* GOAL OF THE EXERCISE
Rewrite the rows, from the first one through the one containing "label-title: FIRST PLACE [105,86,236,113]", as a JSON list of strings with one string per row, skipping any blank rows.

* MATERIAL PROVIDED
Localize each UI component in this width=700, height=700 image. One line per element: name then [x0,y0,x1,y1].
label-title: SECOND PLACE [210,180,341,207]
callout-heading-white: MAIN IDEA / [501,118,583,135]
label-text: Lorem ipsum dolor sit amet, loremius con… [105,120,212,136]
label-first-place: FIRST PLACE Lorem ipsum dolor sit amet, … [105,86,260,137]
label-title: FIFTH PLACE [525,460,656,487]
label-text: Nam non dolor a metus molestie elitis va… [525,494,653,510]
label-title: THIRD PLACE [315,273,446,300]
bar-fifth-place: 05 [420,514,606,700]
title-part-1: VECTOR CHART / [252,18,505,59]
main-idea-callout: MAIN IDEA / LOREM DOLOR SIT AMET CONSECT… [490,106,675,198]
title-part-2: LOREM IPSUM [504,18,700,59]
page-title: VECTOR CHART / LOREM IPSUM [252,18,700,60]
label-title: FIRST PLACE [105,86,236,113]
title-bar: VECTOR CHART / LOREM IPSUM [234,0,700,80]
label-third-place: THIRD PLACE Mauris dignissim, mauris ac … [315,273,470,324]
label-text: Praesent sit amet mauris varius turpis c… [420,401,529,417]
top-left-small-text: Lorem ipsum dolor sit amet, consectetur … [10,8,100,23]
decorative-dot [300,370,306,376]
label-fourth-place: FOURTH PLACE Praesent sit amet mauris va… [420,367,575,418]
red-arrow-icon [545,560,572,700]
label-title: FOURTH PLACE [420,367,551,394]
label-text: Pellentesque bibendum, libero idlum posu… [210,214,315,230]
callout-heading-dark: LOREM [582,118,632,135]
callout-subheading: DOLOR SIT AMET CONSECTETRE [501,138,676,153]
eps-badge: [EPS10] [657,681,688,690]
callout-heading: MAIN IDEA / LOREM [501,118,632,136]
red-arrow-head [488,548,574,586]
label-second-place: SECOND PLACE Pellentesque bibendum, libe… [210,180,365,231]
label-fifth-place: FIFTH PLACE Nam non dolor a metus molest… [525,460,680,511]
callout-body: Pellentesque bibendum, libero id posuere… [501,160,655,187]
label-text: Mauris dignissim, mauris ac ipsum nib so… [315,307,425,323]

* PROBLEM SOLUTION
[
  "Localize each UI component in this width=700, height=700 image. One line per element: name then [x0,y0,x1,y1].",
  "label-title: SECOND PLACE [210,180,341,207]",
  "callout-heading-white: MAIN IDEA / [501,118,583,135]",
  "label-text: Lorem ipsum dolor sit amet, loremius con… [105,120,212,136]",
  "label-first-place: FIRST PLACE Lorem ipsum dolor sit amet, … [105,86,260,137]",
  "label-title: FIFTH PLACE [525,460,656,487]",
  "label-text: Nam non dolor a metus molestie elitis va… [525,494,653,510]",
  "label-title: THIRD PLACE [315,273,446,300]",
  "bar-fifth-place: 05 [420,514,606,700]",
  "title-part-1: VECTOR CHART / [252,18,505,59]",
  "main-idea-callout: MAIN IDEA / LOREM DOLOR SIT AMET CONSECT… [490,106,675,198]",
  "title-part-2: LOREM IPSUM [504,18,700,59]",
  "page-title: VECTOR CHART / LOREM IPSUM [252,18,700,60]",
  "label-title: FIRST PLACE [105,86,236,113]"
]